------ Records to use

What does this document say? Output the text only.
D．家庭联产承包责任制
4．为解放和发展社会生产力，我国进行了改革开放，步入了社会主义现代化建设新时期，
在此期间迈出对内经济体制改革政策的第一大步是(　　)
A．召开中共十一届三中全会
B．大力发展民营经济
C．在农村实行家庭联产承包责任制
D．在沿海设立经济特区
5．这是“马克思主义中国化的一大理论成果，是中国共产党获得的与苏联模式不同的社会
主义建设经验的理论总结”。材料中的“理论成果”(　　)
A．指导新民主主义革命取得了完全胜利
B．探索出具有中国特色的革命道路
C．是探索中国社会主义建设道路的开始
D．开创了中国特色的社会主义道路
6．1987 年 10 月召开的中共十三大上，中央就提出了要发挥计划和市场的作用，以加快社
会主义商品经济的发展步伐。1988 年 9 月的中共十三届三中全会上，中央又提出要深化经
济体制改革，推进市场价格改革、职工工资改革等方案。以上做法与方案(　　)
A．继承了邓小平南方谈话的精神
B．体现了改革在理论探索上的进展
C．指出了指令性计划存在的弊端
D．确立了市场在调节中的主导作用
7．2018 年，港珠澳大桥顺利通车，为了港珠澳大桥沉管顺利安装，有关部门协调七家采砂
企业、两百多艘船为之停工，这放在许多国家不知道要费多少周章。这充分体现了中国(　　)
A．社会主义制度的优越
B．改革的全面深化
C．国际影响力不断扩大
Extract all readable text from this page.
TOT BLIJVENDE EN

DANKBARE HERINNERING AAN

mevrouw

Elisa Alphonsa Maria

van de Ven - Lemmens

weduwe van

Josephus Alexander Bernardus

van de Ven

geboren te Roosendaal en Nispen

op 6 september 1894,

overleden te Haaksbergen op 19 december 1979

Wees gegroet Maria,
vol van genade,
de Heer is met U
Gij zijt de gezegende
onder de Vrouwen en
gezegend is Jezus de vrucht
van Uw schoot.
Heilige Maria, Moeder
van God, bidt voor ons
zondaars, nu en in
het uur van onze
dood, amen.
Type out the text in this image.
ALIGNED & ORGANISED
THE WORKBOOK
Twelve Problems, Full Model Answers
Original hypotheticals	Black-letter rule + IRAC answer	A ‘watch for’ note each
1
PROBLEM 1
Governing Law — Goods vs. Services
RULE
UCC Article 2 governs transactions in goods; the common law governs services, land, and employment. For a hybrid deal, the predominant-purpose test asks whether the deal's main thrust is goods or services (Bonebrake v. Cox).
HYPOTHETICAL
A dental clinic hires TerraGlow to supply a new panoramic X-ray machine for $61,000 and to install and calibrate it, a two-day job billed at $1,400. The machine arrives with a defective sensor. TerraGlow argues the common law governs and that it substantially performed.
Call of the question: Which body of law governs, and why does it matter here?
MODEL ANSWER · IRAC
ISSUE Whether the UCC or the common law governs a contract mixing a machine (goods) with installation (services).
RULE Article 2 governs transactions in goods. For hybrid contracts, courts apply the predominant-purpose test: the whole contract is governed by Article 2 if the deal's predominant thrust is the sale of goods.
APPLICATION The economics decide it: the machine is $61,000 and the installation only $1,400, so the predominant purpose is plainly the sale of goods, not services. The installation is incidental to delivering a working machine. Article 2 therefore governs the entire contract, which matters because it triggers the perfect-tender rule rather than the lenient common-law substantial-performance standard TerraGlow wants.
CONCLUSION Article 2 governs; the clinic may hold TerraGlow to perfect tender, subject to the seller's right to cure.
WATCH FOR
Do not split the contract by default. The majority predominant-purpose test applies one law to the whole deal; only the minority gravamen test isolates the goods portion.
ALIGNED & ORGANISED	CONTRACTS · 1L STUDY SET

------------

■ Written exercise: Recopy the entries above exactly, with every line included.

■ Exercise result:
What does this document say? Output the text only.
D．家庭联产承包责任制
4．为解放和发展社会生产力，我国进行了改革开放，步入了社会主义现代化建设新时期，
在此期间迈出对内经济体制改革政策的第一大步是(　　)
A．召开中共十一届三中全会
B．大力发展民营经济
C．在农村实行家庭联产承包责任制
D．在沿海设立经济特区
5．这是“马克思主义中国化的一大理论成果，是中国共产党获得的与苏联模式不同的社会
主义建设经验的理论总结”。材料中的“理论成果”(　　)
A．指导新民主主义革命取得了完全胜利
B．探索出具有中国特色的革命道路
C．是探索中国社会主义建设道路的开始
D．开创了中国特色的社会主义道路
6．1987 年 10 月召开的中共十三大上，中央就提出了要发挥计划和市场的作用，以加快社
会主义商品经济的发展步伐。1988 年 9 月的中共十三届三中全会上，中央又提出要深化经
济体制改革，推进市场价格改革、职工工资改革等方案。以上做法与方案(　　)
A．继承了邓小平南方谈话的精神
B．体现了改革在理论探索上的进展
C．指出了指令性计划存在的弊端
D．确立了市场在调节中的主导作用
7．2018 年，港珠澳大桥顺利通车，为了港珠澳大桥沉管顺利安装，有关部门协调七家采砂
企业、两百多艘船为之停工，这放在许多国家不知道要费多少周章。这充分体现了中国(　　)
A．社会主义制度的优越
B．改革的全面深化
C．国际影响力不断扩大
Extract all readable text from this page.
TOT BLIJVENDE EN

DANKBARE HERINNERING AAN

mevrouw

Elisa Alphonsa Maria

van de Ven - Lemmens

weduwe van

Josephus Alexander Bernardus

van de Ven

geboren te Roosendaal en Nispen

op 6 september 1894,

overleden te Haaksbergen op 19 december 1979

Wees gegroet Maria,
vol van genade,
de Heer is met U
Gij zijt de gezegende
onder de Vrouwen en
gezegend is Jezus de vrucht
van Uw schoot.
Heilige Maria, Moeder
van God, bidt voor ons
zondaars, nu en in
het uur van onze
dood, amen.
Type out the text in this image.
ALIGNED & ORGANISED
THE WORKBOOK
Twelve Problems, Full Model Answers
Original hypotheticals	Black-letter rule + IRAC answer	A ‘watch for’ note each
1
PROBLEM 1
Governing Law — Goods vs. Services
RULE
UCC Article 2 governs transactions in goods; the common law governs services, land, and employment. For a hybrid deal, the predominant-purpose test asks whether the deal's main thrust is goods or services (Bonebrake v. Cox).
HYPOTHETICAL
A dental clinic hires TerraGlow to supply a new panoramic X-ray machine for $61,000 and to install and calibrate it, a two-day job billed at $1,400. The machine arrives with a defective sensor. TerraGlow argues the common law governs and that it substantially performed.
Call of the question: Which body of law governs, and why does it matter here?
MODEL ANSWER · IRAC
ISSUE Whether the UCC or the common law governs a contract mixing a machine (goods) with installation (services).
RULE Article 2 governs transactions in goods. For hybrid contracts, courts apply the predominant-purpose test: the whole contract is governed by Article 2 if the deal's predominant thrust is the sale of goods.
APPLICATION The economics decide it: the machine is $61,000 and the installation only $1,400, so the predominant purpose is plainly the sale of goods, not services. The installation is incidental to delivering a working machine. Article 2 therefore governs the entire contract, which matters because it triggers the perfect-tender rule rather than the lenient common-law substantial-performance standard TerraGlow wants.
CONCLUSION Article 2 governs; the clinic may hold TerraGlow to perfect tender, subject to the seller's right to cure.
WATCH FOR
Do not split the contract by default. The majority predominant-purpose test applies one law to the whole deal; only the minority gravamen test isolates the goods portion.
ALIGNED & ORGANISED	CONTRACTS · 1L STUDY SET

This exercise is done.